**WHAT YOU WILL DO**
Below are some records; work out how many of their lines contain "Database" and give the number only.

**RECORDS SUPPLIED**
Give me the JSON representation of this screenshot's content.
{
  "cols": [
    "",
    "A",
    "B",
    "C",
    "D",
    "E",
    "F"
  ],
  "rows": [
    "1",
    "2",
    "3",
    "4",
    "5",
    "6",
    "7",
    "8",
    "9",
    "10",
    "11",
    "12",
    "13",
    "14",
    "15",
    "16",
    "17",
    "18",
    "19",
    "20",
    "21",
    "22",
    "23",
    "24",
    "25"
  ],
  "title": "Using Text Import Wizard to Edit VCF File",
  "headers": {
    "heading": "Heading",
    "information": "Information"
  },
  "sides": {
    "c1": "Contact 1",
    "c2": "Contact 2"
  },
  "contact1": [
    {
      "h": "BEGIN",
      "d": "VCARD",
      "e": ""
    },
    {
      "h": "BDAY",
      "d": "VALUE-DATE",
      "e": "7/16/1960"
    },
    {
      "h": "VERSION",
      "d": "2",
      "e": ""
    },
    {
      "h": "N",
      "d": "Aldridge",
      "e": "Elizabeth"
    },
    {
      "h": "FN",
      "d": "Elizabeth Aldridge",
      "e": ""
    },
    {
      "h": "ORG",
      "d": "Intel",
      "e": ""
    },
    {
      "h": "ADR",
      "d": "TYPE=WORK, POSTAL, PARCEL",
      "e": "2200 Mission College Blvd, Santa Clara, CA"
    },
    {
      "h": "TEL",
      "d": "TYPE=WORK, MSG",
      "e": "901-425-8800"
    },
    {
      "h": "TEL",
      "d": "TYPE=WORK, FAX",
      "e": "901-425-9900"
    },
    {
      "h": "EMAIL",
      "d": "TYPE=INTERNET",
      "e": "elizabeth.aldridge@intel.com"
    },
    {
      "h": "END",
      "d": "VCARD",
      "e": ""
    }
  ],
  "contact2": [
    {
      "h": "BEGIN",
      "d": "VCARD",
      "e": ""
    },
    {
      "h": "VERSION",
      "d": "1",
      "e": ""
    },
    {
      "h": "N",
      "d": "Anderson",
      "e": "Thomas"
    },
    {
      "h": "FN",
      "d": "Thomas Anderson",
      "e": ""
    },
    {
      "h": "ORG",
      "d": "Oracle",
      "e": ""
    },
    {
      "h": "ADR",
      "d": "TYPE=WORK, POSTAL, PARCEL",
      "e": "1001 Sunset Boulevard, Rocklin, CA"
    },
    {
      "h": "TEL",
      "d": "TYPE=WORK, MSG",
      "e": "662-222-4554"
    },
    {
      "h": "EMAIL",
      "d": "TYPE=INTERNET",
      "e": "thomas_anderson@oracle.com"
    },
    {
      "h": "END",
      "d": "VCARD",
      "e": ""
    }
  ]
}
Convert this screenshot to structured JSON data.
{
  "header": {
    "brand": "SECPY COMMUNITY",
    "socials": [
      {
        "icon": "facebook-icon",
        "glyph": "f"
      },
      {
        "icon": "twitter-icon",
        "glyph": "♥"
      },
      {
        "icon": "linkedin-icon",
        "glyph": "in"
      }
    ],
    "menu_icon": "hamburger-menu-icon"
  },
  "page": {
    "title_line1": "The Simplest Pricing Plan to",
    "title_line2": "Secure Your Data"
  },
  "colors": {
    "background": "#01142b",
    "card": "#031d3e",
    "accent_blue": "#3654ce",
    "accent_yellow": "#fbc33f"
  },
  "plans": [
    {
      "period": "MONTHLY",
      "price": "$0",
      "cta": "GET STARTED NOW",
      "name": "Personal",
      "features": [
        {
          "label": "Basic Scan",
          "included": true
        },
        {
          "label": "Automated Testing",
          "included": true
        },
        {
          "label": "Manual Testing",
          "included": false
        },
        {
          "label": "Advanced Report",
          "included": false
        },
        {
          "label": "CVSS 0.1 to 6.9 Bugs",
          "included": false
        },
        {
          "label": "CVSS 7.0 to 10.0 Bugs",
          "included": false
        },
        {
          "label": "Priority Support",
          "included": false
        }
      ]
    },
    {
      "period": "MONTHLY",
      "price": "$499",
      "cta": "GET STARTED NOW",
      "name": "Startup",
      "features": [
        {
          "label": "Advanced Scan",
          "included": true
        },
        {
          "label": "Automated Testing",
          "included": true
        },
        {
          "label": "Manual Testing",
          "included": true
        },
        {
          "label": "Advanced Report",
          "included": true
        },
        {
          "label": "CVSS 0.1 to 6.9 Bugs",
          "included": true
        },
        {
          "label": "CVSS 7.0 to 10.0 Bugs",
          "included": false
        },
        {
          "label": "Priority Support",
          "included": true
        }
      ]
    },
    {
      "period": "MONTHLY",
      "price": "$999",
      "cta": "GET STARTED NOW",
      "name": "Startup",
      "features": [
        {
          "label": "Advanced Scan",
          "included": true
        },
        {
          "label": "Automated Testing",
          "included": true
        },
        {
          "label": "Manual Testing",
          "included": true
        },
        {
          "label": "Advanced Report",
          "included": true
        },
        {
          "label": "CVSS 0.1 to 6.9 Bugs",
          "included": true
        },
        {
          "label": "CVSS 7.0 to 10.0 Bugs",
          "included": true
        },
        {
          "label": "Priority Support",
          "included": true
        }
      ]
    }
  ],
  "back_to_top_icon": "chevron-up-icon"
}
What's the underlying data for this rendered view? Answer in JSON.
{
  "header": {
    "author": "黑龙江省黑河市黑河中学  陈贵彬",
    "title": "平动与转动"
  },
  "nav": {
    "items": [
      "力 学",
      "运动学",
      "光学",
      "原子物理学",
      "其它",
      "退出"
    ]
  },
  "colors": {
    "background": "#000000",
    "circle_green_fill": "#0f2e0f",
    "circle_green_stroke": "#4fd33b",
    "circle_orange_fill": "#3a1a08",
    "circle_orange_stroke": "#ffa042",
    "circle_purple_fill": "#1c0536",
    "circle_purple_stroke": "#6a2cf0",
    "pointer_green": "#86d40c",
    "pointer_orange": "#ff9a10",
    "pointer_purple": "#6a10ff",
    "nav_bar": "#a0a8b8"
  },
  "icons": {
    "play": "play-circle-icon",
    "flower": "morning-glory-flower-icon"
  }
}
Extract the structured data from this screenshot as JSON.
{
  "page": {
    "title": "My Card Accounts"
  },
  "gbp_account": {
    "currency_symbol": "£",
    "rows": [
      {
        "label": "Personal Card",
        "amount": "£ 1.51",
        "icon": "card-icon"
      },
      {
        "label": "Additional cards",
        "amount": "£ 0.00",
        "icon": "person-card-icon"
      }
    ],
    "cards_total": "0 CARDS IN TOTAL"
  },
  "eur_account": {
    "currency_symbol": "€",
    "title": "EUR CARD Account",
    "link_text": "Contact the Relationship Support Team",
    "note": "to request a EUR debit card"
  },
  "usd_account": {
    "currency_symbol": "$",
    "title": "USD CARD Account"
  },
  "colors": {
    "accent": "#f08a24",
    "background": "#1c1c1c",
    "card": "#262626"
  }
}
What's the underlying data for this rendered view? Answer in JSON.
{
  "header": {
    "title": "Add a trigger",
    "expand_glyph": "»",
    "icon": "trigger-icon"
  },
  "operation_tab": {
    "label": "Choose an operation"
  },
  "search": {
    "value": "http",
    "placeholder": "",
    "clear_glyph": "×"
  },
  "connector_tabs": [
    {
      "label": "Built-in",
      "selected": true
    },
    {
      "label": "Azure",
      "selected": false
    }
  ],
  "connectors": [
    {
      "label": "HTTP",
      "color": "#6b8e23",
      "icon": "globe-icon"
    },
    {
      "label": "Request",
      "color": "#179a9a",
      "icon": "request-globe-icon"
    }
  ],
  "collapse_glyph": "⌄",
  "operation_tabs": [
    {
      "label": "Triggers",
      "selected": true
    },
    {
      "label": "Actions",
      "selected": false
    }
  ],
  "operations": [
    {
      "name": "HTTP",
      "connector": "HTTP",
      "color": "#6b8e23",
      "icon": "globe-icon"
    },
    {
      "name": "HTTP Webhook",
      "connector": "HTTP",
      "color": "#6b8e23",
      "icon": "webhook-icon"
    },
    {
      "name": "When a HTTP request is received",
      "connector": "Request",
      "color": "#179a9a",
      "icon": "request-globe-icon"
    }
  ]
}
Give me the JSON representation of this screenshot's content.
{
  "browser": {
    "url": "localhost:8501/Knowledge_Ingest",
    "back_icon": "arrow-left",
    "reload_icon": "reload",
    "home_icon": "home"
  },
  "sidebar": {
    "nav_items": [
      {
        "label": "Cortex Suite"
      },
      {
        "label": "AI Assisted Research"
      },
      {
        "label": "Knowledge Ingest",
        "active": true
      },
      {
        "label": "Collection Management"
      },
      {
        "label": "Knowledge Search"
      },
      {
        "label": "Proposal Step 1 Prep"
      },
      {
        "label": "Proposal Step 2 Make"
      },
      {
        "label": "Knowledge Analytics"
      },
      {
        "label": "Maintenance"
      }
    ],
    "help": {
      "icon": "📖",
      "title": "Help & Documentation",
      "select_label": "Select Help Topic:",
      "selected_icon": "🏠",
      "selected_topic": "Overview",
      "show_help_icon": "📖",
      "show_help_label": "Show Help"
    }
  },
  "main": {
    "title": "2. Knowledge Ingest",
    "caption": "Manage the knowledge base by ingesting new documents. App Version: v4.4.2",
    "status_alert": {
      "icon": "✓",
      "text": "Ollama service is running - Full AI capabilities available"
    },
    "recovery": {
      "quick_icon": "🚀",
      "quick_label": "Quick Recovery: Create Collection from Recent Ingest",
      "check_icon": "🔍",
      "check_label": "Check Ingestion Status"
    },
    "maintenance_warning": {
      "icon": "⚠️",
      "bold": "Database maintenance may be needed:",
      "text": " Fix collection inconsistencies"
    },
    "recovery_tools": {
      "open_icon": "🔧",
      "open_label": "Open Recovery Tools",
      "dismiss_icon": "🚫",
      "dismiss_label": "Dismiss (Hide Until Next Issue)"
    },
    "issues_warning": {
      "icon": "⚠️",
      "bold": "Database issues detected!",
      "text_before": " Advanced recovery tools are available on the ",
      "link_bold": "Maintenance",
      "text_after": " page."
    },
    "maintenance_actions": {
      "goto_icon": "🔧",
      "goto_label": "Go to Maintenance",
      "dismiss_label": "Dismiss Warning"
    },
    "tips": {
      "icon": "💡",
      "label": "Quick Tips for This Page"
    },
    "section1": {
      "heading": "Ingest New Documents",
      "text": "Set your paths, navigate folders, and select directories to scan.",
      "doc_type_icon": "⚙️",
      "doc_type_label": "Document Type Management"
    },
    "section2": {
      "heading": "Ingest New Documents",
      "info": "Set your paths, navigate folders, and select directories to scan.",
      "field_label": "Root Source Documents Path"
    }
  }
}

**THE RESPONSE**
2